What to produce:
Repeat the material verbatim. Images are excluded from the copy.

Data provided:
===============

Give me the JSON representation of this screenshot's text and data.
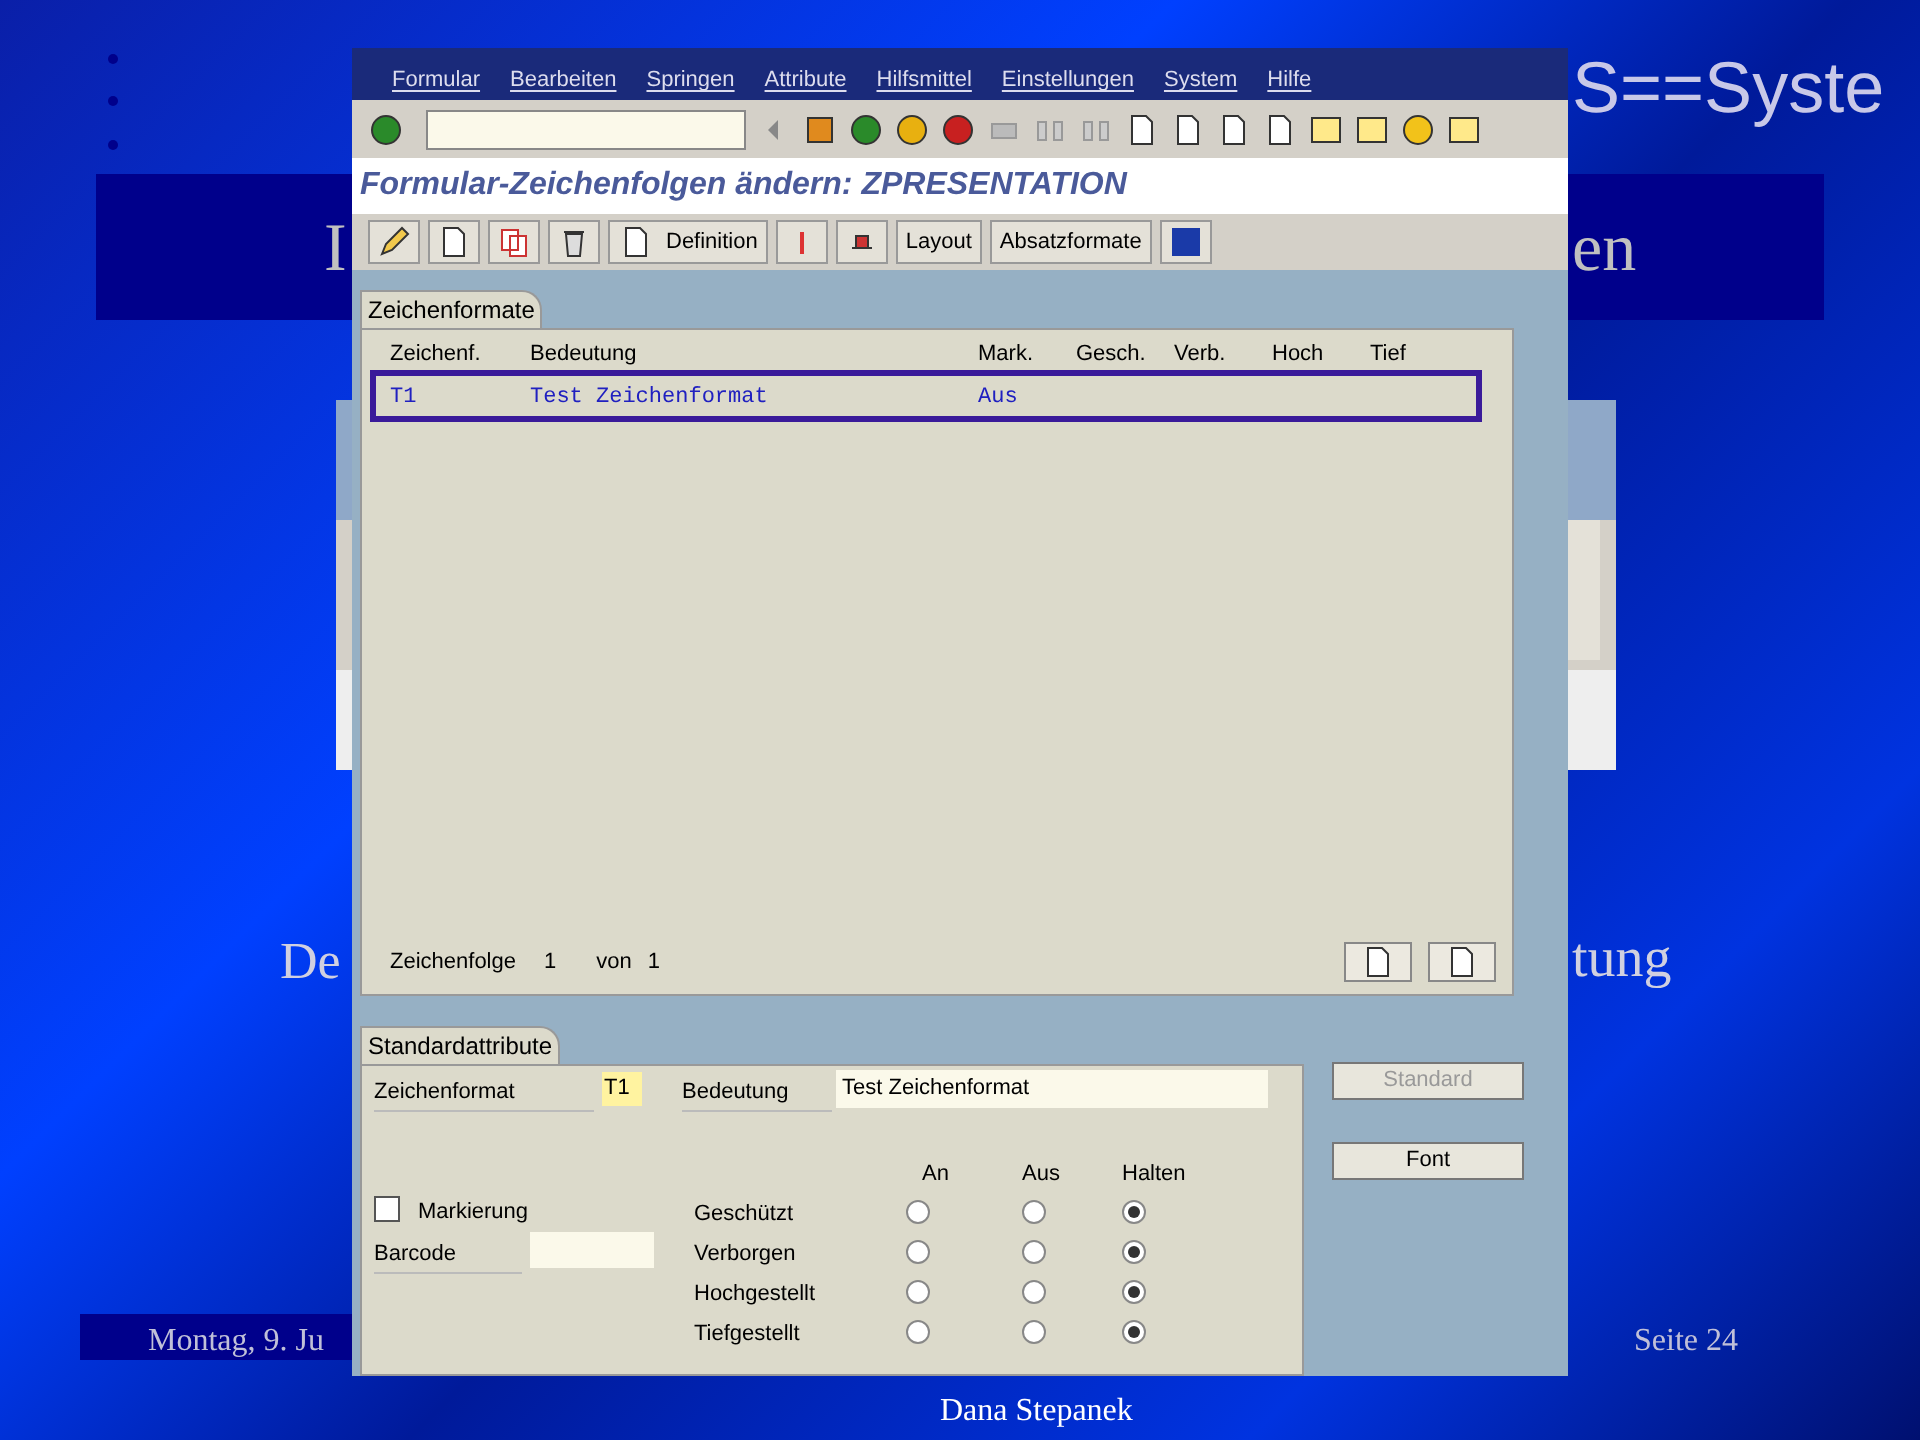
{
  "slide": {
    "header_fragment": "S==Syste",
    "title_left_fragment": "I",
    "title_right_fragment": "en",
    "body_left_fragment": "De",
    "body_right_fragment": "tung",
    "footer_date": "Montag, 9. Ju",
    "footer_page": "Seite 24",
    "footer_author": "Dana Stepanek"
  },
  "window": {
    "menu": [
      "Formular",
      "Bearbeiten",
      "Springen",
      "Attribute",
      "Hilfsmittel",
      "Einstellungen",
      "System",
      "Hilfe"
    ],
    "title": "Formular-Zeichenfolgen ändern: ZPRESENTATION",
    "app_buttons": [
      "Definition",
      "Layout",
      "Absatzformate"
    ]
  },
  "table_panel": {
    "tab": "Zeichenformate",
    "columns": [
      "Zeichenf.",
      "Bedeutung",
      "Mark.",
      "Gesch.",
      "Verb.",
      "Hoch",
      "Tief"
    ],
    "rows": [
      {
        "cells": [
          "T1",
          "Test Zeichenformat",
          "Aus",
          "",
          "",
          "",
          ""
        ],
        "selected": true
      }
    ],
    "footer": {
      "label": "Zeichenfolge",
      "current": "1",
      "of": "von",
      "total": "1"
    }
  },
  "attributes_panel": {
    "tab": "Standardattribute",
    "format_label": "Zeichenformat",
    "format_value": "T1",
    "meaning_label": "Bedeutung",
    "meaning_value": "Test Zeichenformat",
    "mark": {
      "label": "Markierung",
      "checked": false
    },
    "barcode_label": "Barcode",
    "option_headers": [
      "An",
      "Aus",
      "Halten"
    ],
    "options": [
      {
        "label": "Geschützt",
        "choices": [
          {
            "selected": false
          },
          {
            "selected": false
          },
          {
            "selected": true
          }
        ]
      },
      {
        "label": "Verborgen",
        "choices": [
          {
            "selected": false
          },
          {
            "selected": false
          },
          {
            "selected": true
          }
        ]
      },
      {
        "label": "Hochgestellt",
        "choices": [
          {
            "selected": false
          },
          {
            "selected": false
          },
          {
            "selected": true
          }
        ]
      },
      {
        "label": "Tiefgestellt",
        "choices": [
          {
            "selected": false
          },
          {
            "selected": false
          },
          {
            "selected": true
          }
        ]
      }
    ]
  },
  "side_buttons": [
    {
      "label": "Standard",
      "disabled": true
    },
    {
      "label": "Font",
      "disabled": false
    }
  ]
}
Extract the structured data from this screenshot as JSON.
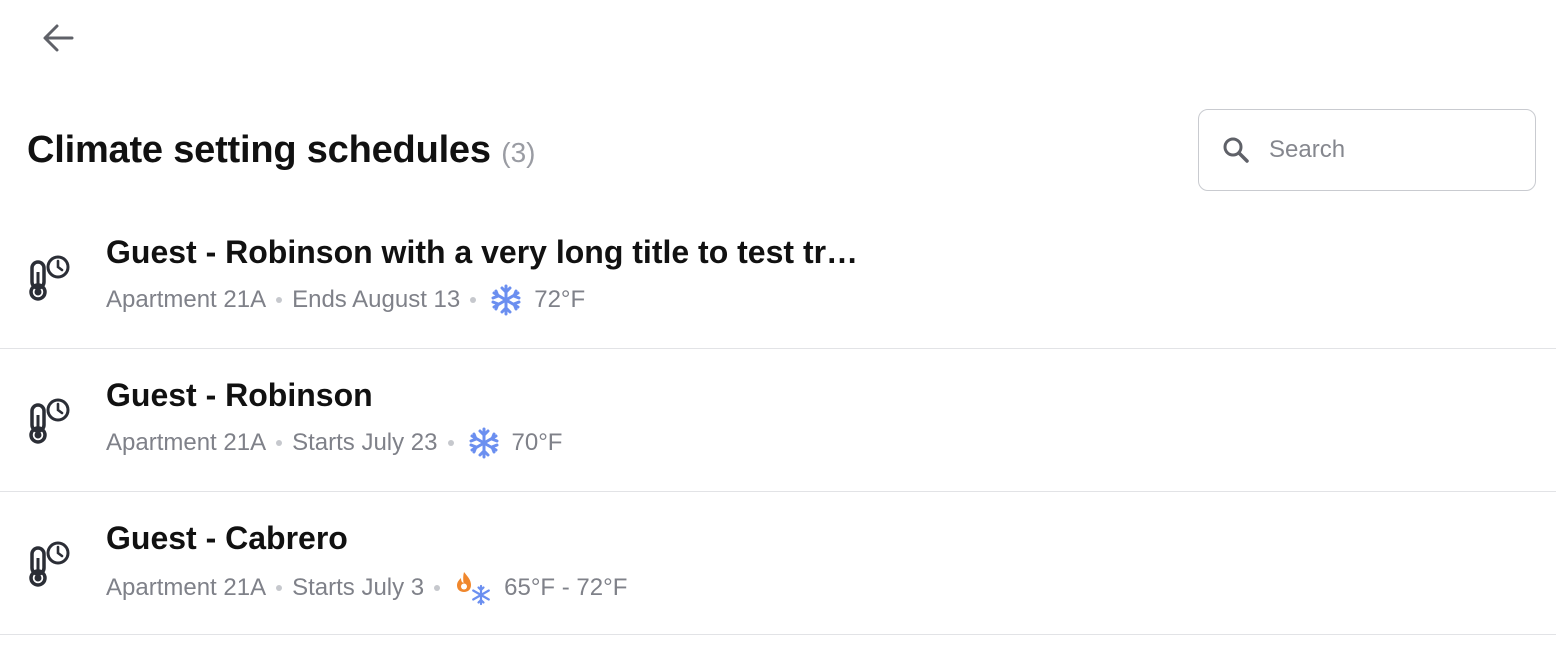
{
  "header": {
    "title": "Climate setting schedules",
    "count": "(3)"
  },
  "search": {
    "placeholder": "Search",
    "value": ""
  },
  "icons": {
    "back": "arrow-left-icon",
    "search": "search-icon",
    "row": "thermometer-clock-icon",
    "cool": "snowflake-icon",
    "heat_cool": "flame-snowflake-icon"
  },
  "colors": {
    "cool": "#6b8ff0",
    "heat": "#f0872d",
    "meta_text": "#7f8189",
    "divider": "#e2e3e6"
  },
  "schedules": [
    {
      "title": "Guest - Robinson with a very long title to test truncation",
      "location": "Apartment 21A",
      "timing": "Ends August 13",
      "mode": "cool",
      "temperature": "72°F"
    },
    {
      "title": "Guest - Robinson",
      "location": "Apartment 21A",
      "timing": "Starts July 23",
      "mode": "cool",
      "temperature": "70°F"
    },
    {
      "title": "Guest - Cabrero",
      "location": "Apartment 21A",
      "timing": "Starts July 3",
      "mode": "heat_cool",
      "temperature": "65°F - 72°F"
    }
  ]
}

===============

Written reply:
Give me the JSON representation of this screenshot's text and data.
{
  "slide": {
    "header_fragment": "S==Syste",
    "title_left_fragment": "I",
    "title_right_fragment": "en",
    "body_left_fragment": "De",
    "body_right_fragment": "tung",
    "footer_date": "Montag, 9. Ju",
    "footer_page": "Seite 24",
    "footer_author": "Dana Stepanek"
  },
  "window": {
    "menu": [
      "Formular",
      "Bearbeiten",
      "Springen",
      "Attribute",
      "Hilfsmittel",
      "Einstellungen",
      "System",
      "Hilfe"
    ],
    "title": "Formular-Zeichenfolgen ändern: ZPRESENTATION",
    "app_buttons": [
      "Definition",
      "Layout",
      "Absatzformate"
    ]
  },
  "table_panel": {
    "tab": "Zeichenformate",
    "columns": [
      "Zeichenf.",
      "Bedeutung",
      "Mark.",
      "Gesch.",
      "Verb.",
      "Hoch",
      "Tief"
    ],
    "rows": [
      {
        "cells": [
          "T1",
          "Test Zeichenformat",
          "Aus",
          "",
          "",
          "",
          ""
        ],
        "selected": true
      }
    ],
    "footer": {
      "label": "Zeichenfolge",
      "current": "1",
      "of": "von",
      "total": "1"
    }
  },
  "attributes_panel": {
    "tab": "Standardattribute",
    "format_label": "Zeichenformat",
    "format_value": "T1",
    "meaning_label": "Bedeutung",
    "meaning_value": "Test Zeichenformat",
    "mark": {
      "label": "Markierung",
      "checked": false
    },
    "barcode_label": "Barcode",
    "option_headers": [
      "An",
      "Aus",
      "Halten"
    ],
    "options": [
      {
        "label": "Geschützt",
        "choices": [
          {
            "selected": false
          },
          {
            "selected": false
          },
          {
            "selected": true
          }
        ]
      },
      {
        "label": "Verborgen",
        "choices": [
          {
            "selected": false
          },
          {
            "selected": false
          },
          {
            "selected": true
          }
        ]
      },
      {
        "label": "Hochgestellt",
        "choices": [
          {
            "selected": false
          },
          {
            "selected": false
          },
          {
            "selected": true
          }
        ]
      },
      {
        "label": "Tiefgestellt",
        "choices": [
          {
            "selected": false
          },
          {
            "selected": false
          },
          {
            "selected": true
          }
        ]
      }
    ]
  },
  "side_buttons": [
    {
      "label": "Standard",
      "disabled": true
    },
    {
      "label": "Font",
      "disabled": false
    }
  ]
}
Extract the structured data from this screenshot as JSON.
{
  "header": {
    "title": "Climate setting schedules",
    "count": "(3)"
  },
  "search": {
    "placeholder": "Search",
    "value": ""
  },
  "icons": {
    "back": "arrow-left-icon",
    "search": "search-icon",
    "row": "thermometer-clock-icon",
    "cool": "snowflake-icon",
    "heat_cool": "flame-snowflake-icon"
  },
  "colors": {
    "cool": "#6b8ff0",
    "heat": "#f0872d",
    "meta_text": "#7f8189",
    "divider": "#e2e3e6"
  },
  "schedules": [
    {
      "title": "Guest - Robinson with a very long title to test truncation",
      "location": "Apartment 21A",
      "timing": "Ends August 13",
      "mode": "cool",
      "temperature": "72°F"
    },
    {
      "title": "Guest - Robinson",
      "location": "Apartment 21A",
      "timing": "Starts July 23",
      "mode": "cool",
      "temperature": "70°F"
    },
    {
      "title": "Guest - Cabrero",
      "location": "Apartment 21A",
      "timing": "Starts July 3",
      "mode": "heat_cool",
      "temperature": "65°F - 72°F"
    }
  ]
}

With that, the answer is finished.